■ WHAT YOU HAVE TO DO: In the records below, find each line containing the word "text" and copy it.
===============
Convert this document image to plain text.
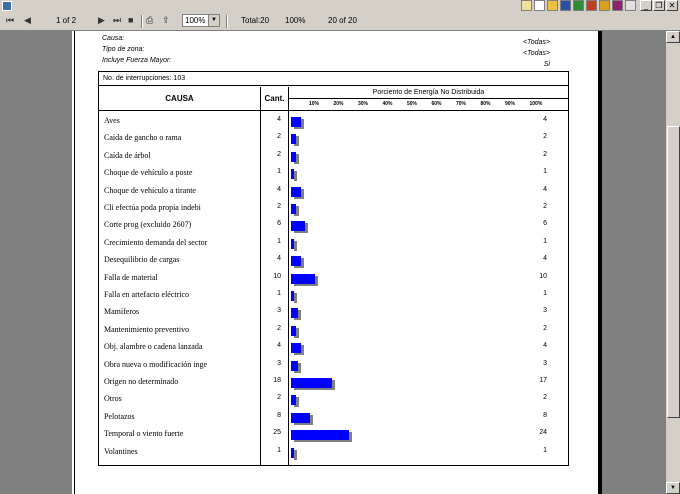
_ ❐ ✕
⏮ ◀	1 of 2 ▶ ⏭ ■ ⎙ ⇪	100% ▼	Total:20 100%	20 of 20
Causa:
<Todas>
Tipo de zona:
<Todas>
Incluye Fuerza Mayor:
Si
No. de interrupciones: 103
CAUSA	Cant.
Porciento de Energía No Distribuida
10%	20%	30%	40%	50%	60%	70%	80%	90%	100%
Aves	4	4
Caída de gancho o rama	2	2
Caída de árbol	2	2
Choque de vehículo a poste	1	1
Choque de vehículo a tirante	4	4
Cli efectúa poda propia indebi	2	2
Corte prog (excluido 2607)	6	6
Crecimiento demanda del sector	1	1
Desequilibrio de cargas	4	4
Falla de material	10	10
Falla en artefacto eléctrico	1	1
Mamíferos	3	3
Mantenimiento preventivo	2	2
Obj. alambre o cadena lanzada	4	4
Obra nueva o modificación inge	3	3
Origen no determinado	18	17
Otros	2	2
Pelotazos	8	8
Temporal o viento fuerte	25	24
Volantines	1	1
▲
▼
===============
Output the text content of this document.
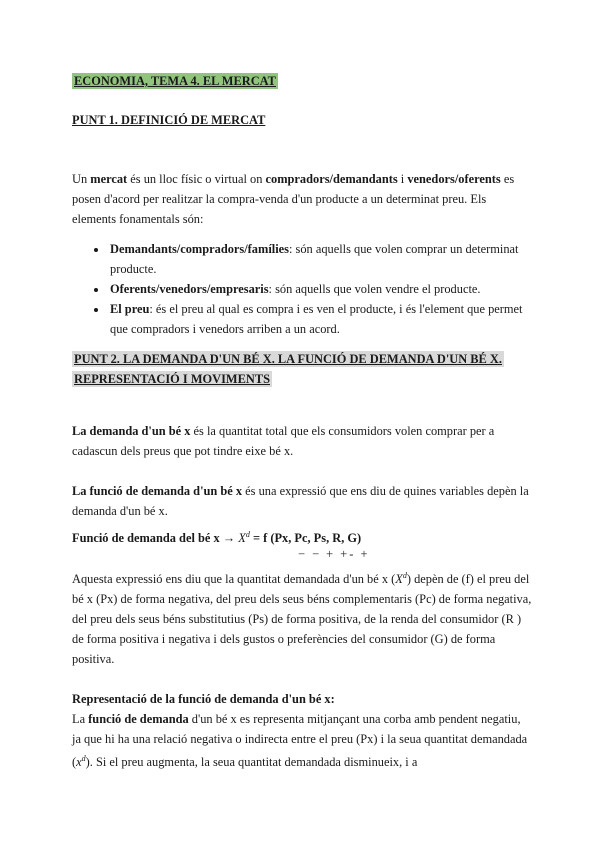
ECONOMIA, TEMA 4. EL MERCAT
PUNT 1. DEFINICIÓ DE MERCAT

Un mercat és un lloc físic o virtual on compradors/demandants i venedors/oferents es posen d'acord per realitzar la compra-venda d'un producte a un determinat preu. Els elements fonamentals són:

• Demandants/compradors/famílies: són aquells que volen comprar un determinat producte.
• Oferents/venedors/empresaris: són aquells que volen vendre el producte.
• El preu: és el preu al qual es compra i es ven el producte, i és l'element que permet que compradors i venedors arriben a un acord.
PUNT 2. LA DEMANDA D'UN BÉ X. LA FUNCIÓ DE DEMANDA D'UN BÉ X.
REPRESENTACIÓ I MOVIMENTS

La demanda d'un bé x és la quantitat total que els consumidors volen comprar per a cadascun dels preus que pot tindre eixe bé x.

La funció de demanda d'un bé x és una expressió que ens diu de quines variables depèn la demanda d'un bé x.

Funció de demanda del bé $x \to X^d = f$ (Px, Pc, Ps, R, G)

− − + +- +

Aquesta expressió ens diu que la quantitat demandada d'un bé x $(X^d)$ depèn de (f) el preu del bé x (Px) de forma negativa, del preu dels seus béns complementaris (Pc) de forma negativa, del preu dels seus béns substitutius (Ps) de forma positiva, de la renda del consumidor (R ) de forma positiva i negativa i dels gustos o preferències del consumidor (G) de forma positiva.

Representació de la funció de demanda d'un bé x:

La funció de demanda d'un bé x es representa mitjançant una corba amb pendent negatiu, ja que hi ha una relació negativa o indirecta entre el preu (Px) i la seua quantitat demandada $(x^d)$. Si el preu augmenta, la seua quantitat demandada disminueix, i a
===============
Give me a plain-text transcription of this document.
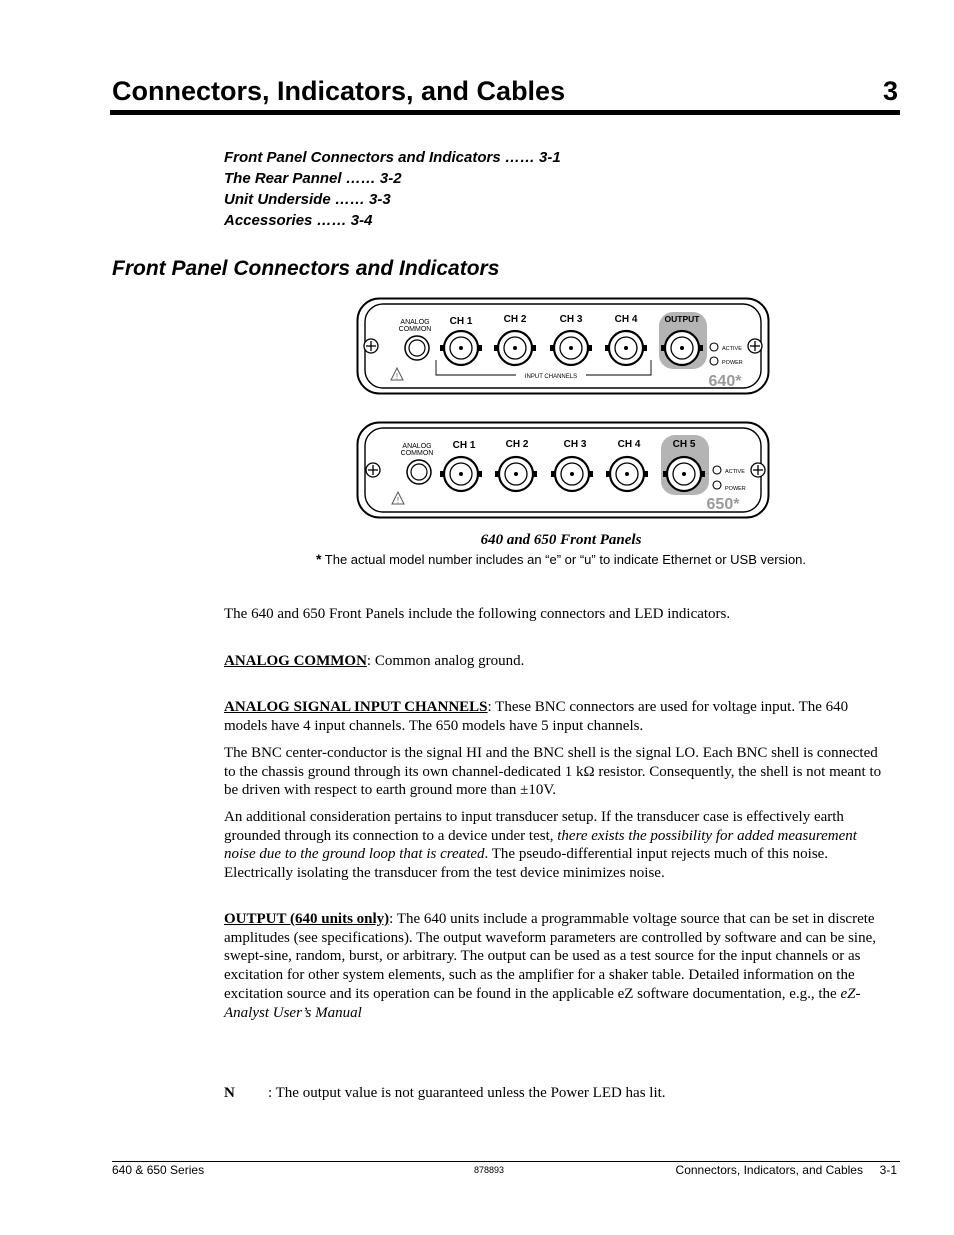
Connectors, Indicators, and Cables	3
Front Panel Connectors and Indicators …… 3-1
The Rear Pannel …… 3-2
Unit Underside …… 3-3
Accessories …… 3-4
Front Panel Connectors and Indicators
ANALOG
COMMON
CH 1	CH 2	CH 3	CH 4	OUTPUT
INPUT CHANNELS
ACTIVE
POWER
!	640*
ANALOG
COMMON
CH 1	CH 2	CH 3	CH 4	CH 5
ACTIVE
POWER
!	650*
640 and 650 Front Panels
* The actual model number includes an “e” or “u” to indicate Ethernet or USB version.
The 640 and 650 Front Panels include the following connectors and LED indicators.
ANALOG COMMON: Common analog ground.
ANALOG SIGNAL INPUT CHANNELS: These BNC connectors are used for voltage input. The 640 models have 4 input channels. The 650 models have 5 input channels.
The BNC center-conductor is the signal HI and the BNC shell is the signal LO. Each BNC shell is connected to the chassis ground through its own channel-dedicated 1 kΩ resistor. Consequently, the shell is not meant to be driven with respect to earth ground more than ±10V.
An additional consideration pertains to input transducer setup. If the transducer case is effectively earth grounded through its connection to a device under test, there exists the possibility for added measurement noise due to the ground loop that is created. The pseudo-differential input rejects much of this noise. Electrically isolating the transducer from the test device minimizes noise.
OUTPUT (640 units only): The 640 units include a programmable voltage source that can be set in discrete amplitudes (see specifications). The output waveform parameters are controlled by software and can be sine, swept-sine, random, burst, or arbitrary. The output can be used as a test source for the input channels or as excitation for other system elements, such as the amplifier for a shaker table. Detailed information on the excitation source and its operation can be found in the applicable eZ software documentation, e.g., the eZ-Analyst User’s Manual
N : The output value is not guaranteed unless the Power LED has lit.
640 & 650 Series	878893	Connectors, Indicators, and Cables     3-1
===============
■ TASK OUTPUT:
Convert this document image to plain text.
Output the text content of this document.
Give me a plain-text transcription of this document.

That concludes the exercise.